Data records:
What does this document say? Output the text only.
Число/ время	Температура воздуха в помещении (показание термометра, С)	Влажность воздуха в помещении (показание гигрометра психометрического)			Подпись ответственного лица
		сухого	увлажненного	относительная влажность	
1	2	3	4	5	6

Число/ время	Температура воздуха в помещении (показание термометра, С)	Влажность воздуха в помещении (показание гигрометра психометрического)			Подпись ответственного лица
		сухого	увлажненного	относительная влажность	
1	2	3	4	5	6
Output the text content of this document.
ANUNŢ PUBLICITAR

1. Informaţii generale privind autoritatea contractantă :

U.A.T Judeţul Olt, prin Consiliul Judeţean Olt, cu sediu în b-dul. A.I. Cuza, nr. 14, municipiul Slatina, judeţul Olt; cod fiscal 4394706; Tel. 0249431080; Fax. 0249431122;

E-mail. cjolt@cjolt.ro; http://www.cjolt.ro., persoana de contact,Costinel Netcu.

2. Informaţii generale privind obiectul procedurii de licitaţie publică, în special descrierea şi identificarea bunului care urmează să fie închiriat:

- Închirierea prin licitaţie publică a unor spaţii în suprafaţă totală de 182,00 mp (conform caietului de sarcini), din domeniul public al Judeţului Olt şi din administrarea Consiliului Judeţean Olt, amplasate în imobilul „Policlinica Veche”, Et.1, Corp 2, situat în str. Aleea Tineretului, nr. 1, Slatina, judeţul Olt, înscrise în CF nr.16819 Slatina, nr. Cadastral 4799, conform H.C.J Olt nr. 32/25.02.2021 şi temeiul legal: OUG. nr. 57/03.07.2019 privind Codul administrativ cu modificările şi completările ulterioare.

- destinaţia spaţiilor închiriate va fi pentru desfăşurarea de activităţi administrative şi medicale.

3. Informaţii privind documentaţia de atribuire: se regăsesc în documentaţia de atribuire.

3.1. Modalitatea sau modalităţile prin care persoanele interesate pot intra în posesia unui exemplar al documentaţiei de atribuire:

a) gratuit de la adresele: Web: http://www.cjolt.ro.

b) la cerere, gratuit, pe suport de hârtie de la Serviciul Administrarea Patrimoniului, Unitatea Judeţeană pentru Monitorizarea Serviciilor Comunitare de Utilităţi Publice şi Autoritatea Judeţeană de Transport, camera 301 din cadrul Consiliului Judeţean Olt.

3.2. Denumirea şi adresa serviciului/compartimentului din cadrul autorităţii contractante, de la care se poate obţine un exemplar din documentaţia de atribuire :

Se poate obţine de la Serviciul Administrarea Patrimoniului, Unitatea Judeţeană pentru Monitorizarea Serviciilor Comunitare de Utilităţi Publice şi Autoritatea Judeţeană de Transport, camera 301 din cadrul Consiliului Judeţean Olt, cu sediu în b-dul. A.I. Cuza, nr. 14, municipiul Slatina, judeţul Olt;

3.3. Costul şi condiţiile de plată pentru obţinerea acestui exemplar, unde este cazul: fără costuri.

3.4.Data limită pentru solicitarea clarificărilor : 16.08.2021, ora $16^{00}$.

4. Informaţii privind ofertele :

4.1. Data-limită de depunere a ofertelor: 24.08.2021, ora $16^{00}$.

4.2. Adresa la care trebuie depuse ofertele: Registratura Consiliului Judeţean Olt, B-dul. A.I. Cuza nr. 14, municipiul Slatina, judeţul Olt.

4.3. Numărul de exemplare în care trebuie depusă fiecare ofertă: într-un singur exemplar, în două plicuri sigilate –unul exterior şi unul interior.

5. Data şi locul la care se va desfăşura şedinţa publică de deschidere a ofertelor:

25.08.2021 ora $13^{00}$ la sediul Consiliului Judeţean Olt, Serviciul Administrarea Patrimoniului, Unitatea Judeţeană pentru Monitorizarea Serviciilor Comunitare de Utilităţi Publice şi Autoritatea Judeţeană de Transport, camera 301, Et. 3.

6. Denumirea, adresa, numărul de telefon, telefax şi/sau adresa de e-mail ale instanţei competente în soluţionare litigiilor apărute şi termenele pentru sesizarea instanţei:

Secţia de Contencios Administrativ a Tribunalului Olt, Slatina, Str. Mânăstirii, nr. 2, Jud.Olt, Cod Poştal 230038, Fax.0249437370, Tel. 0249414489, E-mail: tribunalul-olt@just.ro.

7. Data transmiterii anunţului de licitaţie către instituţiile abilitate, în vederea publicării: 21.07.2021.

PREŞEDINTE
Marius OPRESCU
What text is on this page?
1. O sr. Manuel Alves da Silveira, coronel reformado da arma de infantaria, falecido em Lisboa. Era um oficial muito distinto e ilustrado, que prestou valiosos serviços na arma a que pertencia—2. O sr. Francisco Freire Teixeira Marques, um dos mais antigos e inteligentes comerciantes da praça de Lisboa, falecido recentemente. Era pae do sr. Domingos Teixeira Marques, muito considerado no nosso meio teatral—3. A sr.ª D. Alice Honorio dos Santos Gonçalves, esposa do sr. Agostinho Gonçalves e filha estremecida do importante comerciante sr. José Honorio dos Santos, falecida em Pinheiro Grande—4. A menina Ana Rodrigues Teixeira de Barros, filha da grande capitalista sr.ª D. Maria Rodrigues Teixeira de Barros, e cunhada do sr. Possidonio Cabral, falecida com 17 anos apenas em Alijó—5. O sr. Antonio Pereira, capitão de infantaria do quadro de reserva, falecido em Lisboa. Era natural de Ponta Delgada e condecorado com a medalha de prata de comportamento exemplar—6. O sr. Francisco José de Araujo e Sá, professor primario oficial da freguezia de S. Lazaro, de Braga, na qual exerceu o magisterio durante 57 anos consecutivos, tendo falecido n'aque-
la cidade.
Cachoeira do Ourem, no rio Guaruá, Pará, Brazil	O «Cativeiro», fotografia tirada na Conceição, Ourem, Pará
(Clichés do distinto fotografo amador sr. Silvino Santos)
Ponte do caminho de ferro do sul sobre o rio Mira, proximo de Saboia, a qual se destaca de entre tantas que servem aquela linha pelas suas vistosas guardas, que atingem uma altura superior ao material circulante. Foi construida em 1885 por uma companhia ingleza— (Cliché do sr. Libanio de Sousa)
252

#### WHAT THE EXERCISE ASKS:
For the data above, state only how many lines include the word "Monitorizarea".

#### REPLY TO THE EXERCISE:
3